Data lines:
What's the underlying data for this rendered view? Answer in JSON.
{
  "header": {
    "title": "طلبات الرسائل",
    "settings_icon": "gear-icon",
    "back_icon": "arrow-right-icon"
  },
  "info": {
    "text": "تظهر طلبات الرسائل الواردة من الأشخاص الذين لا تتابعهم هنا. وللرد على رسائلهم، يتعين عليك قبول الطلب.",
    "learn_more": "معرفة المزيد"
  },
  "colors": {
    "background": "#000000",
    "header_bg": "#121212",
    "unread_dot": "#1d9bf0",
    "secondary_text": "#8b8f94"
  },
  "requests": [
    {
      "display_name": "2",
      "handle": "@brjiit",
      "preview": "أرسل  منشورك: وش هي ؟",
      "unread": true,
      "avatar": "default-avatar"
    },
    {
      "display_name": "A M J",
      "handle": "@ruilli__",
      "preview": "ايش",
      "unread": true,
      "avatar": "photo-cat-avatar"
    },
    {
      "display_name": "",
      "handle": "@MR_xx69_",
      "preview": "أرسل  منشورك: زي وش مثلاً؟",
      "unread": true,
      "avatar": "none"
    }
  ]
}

What is asked:
Print all the data exactly.

Result of the task:
What's the underlying data for this rendered view? Answer in JSON.
{
  "header": {
    "title": "طلبات الرسائل",
    "settings_icon": "gear-icon",
    "back_icon": "arrow-right-icon"
  },
  "info": {
    "text": "تظهر طلبات الرسائل الواردة من الأشخاص الذين لا تتابعهم هنا. وللرد على رسائلهم، يتعين عليك قبول الطلب.",
    "learn_more": "معرفة المزيد"
  },
  "colors": {
    "background": "#000000",
    "header_bg": "#121212",
    "unread_dot": "#1d9bf0",
    "secondary_text": "#8b8f94"
  },
  "requests": [
    {
      "display_name": "2",
      "handle": "@brjiit",
      "preview": "أرسل  منشورك: وش هي ؟",
      "unread": true,
      "avatar": "default-avatar"
    },
    {
      "display_name": "A M J",
      "handle": "@ruilli__",
      "preview": "ايش",
      "unread": true,
      "avatar": "photo-cat-avatar"
    },
    {
      "display_name": "",
      "handle": "@MR_xx69_",
      "preview": "أرسل  منشورك: زي وش مثلاً؟",
      "unread": true,
      "avatar": "none"
    }
  ]
}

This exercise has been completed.